▸ Aim of the exercise: Tell how many lines include the string "color". Answer with a single number.

▸ Data shown:
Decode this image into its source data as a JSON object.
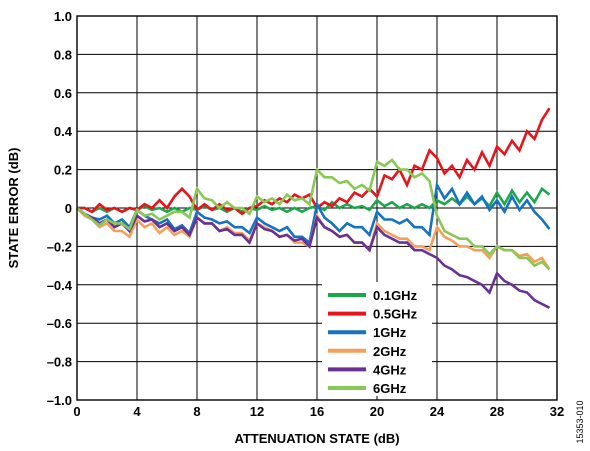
{
  "chart_data": {
    "type": "line",
    "xlabel": "ATTENUATION STATE (dB)",
    "ylabel": "STATE ERROR (dB)",
    "xlim": [
      0,
      32
    ],
    "ylim": [
      -1.0,
      1.0
    ],
    "x_ticks": [
      0,
      4,
      8,
      12,
      16,
      20,
      24,
      28,
      32
    ],
    "x_tick_labels": [
      "0",
      "4",
      "8",
      "12",
      "16",
      "20",
      "24",
      "28",
      "32"
    ],
    "y_ticks": [
      1.0,
      0.8,
      0.6,
      0.4,
      0.2,
      0,
      -0.2,
      -0.4,
      -0.6,
      -0.8,
      -1.0
    ],
    "y_tick_labels": [
      "1.0",
      "0.8",
      "0.6",
      "0.4",
      "0.2",
      "0",
      "–0.2",
      "–0.4",
      "–0.6",
      "–0.8",
      "–1.0"
    ],
    "grid": true,
    "legend_position": "lower-middle",
    "x": [
      0,
      0.5,
      1,
      1.5,
      2,
      2.5,
      3,
      3.5,
      4,
      4.5,
      5,
      5.5,
      6,
      6.5,
      7,
      7.5,
      8,
      8.5,
      9,
      9.5,
      10,
      10.5,
      11,
      11.5,
      12,
      12.5,
      13,
      13.5,
      14,
      14.5,
      15,
      15.5,
      16,
      16.5,
      17,
      17.5,
      18,
      18.5,
      19,
      19.5,
      20,
      20.5,
      21,
      21.5,
      22,
      22.5,
      23,
      23.5,
      24,
      24.5,
      25,
      25.5,
      26,
      26.5,
      27,
      27.5,
      28,
      28.5,
      29,
      29.5,
      30,
      30.5,
      31,
      31.5
    ],
    "series": [
      {
        "name": "0.1GHz",
        "color": "#1aa84a",
        "values": [
          0,
          0,
          -0.02,
          0,
          -0.02,
          0,
          -0.02,
          0,
          -0.01,
          0.01,
          -0.01,
          0,
          -0.02,
          0,
          -0.02,
          0,
          -0.01,
          0.01,
          -0.01,
          0,
          -0.02,
          0,
          -0.02,
          0,
          -0.01,
          0.01,
          -0.01,
          0,
          -0.02,
          0,
          -0.02,
          0,
          0.01,
          -0.01,
          0.03,
          0,
          0.02,
          0,
          0.01,
          -0.01,
          0.04,
          0.01,
          0.03,
          0,
          0.02,
          0,
          0.02,
          0,
          0.04,
          0.02,
          0.05,
          0.02,
          0.06,
          0.02,
          0.05,
          0.01,
          0.08,
          0.02,
          0.09,
          0.03,
          0.08,
          0.03,
          0.1,
          0.07
        ]
      },
      {
        "name": "0.5GHz",
        "color": "#e8141c",
        "values": [
          0,
          0,
          -0.02,
          0.02,
          -0.01,
          0,
          -0.02,
          0,
          -0.01,
          0.02,
          0,
          0.04,
          0,
          0.06,
          0.1,
          0.06,
          -0.01,
          0.02,
          -0.01,
          0.02,
          -0.01,
          0,
          -0.03,
          0,
          0.01,
          0.04,
          0.02,
          0.05,
          0.03,
          0.07,
          0.05,
          0.07,
          0,
          0.03,
          0.01,
          0.05,
          0.03,
          0.08,
          0.06,
          0.1,
          0.06,
          0.17,
          0.15,
          0.2,
          0.12,
          0.22,
          0.2,
          0.3,
          0.26,
          0.18,
          0.22,
          0.16,
          0.25,
          0.2,
          0.29,
          0.22,
          0.32,
          0.28,
          0.35,
          0.3,
          0.4,
          0.36,
          0.46,
          0.52
        ]
      },
      {
        "name": "1GHz",
        "color": "#1572c4",
        "values": [
          0,
          -0.03,
          -0.05,
          -0.06,
          -0.04,
          -0.08,
          -0.06,
          -0.1,
          -0.01,
          -0.04,
          -0.06,
          -0.08,
          -0.06,
          -0.11,
          -0.09,
          -0.13,
          -0.02,
          -0.05,
          -0.06,
          -0.08,
          -0.07,
          -0.1,
          -0.1,
          -0.13,
          -0.05,
          -0.08,
          -0.1,
          -0.12,
          -0.1,
          -0.15,
          -0.15,
          -0.18,
          0.02,
          -0.05,
          -0.08,
          -0.12,
          -0.08,
          -0.1,
          -0.1,
          -0.14,
          -0.02,
          -0.06,
          -0.06,
          -0.08,
          -0.06,
          -0.1,
          -0.1,
          -0.14,
          0.12,
          0.05,
          0.1,
          0.02,
          0.08,
          0.02,
          0.06,
          -0.01,
          0.04,
          -0.02,
          0.06,
          -0.01,
          0.04,
          -0.02,
          -0.06,
          -0.11
        ]
      },
      {
        "name": "2GHz",
        "color": "#f5a05a",
        "values": [
          0,
          -0.04,
          -0.06,
          -0.1,
          -0.08,
          -0.12,
          -0.12,
          -0.15,
          -0.06,
          -0.1,
          -0.08,
          -0.13,
          -0.1,
          -0.14,
          -0.12,
          -0.15,
          -0.05,
          -0.08,
          -0.08,
          -0.12,
          -0.1,
          -0.13,
          -0.13,
          -0.17,
          -0.08,
          -0.1,
          -0.12,
          -0.15,
          -0.14,
          -0.18,
          -0.18,
          -0.2,
          -0.04,
          -0.1,
          -0.12,
          -0.15,
          -0.14,
          -0.18,
          -0.18,
          -0.22,
          -0.08,
          -0.12,
          -0.14,
          -0.16,
          -0.16,
          -0.2,
          -0.2,
          -0.22,
          -0.1,
          -0.15,
          -0.17,
          -0.2,
          -0.2,
          -0.22,
          -0.22,
          -0.26,
          -0.2,
          -0.22,
          -0.22,
          -0.25,
          -0.24,
          -0.28,
          -0.26,
          -0.32
        ]
      },
      {
        "name": "4GHz",
        "color": "#6a3096",
        "values": [
          0,
          -0.03,
          -0.05,
          -0.08,
          -0.06,
          -0.1,
          -0.08,
          -0.12,
          -0.04,
          -0.07,
          -0.06,
          -0.1,
          -0.08,
          -0.12,
          -0.1,
          -0.14,
          -0.05,
          -0.08,
          -0.08,
          -0.12,
          -0.11,
          -0.14,
          -0.14,
          -0.18,
          -0.08,
          -0.11,
          -0.12,
          -0.15,
          -0.14,
          -0.17,
          -0.16,
          -0.2,
          -0.05,
          -0.1,
          -0.12,
          -0.15,
          -0.14,
          -0.18,
          -0.18,
          -0.22,
          -0.1,
          -0.14,
          -0.16,
          -0.18,
          -0.18,
          -0.22,
          -0.22,
          -0.24,
          -0.26,
          -0.3,
          -0.32,
          -0.35,
          -0.36,
          -0.38,
          -0.4,
          -0.44,
          -0.34,
          -0.38,
          -0.4,
          -0.43,
          -0.44,
          -0.48,
          -0.5,
          -0.52
        ]
      },
      {
        "name": "6GHz",
        "color": "#88c854",
        "values": [
          0,
          -0.03,
          -0.06,
          -0.09,
          -0.06,
          -0.08,
          -0.08,
          -0.11,
          -0.01,
          -0.04,
          -0.03,
          -0.06,
          -0.04,
          -0.02,
          -0.02,
          -0.05,
          0.1,
          0.05,
          0.04,
          0,
          0.03,
          0,
          0,
          -0.03,
          0.06,
          0.03,
          0.05,
          0.02,
          0.07,
          0.04,
          0.05,
          0.02,
          0.2,
          0.16,
          0.16,
          0.13,
          0.14,
          0.1,
          0.12,
          0.09,
          0.24,
          0.22,
          0.25,
          0.2,
          0.2,
          0.16,
          0.18,
          0.14,
          -0.04,
          -0.12,
          -0.14,
          -0.16,
          -0.16,
          -0.2,
          -0.2,
          -0.24,
          -0.2,
          -0.22,
          -0.22,
          -0.26,
          -0.26,
          -0.3,
          -0.28,
          -0.32
        ]
      }
    ]
  },
  "figure_code": "15353-010"
}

▸ Solution: 6